## Provided text
--- START ---


• Mapping the most and least in an area is important to see relationships between places, and to also see if a feature may meet a criteria or if action needs to be taken. 
• To map the most and least you need to map features based on quantity associated with each.
• Discrete features can be mapped using graduated symbols that are often shaded to show quantity. This is an important distinction between normally mapping discrete features and mapping them for quantity.
• Continuous phenomena can be mapped for quantity by displaying graduated colors
• Data summarized by area is usually displayed by shading each area based on its value or using charts to show the amount of each category in each area. 
• It is also important to note again that people can recognize up to 7 colors on a map but after that it becomes difficult and distorted for people to analyze the data
• An amount is different than a count because it is the total of a value associated with each feature, versus the count of the actual number of features on the map
• Ratios show you the relationship between two quantities and are created by dividing one quantity by another for each feature. Common ratios include averages, proportions, and densities
• Ranks put features in order from high to low and they show relative values rather than measured values. When direct measures are difficult this is when ranks come in to play.
• Once the quantities are determined the next important step is to determine how to represent the data and this is commonly done by grouping the values into classes.
• Classes group features with similar values by assigning them the same symbol.
• Standard classification schemes can be used to look for patterns in the data.
• There are various forms of classification schemes and each can be used for certain types of data and features that are represented in the map.

--- END ---

## Material supplied
--- START ---

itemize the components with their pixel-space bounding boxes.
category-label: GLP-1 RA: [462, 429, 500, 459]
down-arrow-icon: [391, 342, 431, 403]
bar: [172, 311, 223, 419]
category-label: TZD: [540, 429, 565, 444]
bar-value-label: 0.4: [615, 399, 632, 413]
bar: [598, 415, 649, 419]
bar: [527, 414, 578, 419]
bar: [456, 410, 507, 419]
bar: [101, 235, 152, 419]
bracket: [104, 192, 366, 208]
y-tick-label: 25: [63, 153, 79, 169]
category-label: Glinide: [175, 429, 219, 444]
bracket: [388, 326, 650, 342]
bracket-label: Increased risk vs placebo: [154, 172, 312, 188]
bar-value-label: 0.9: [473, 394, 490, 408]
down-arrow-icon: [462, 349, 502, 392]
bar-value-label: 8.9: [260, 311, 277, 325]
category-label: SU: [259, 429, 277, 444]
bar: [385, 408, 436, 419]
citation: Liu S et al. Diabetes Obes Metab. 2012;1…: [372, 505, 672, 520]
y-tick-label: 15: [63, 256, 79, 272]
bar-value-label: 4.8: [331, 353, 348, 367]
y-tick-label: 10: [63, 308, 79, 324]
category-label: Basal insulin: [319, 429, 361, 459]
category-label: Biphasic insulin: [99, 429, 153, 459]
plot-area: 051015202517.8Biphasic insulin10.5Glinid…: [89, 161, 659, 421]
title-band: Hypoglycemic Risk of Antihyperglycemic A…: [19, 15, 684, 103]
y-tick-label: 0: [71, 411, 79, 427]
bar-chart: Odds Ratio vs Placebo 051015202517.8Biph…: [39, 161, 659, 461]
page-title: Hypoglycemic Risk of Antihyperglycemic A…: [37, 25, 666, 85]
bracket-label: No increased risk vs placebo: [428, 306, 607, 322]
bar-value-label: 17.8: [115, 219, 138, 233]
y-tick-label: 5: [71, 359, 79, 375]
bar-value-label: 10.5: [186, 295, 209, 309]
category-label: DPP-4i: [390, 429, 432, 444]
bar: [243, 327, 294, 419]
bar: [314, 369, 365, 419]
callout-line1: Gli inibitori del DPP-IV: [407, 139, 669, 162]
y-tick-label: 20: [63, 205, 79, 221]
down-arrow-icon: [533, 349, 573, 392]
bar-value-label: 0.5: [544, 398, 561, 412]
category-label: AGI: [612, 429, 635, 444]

--- END ---

## Goal of the exercise
In the text on mapping quantities, how many colors can people recognize on a map before analyzing the data becomes difficult? The rows have nothing to do with the text on mapping quantities.

## Response below
Up to 7 colors.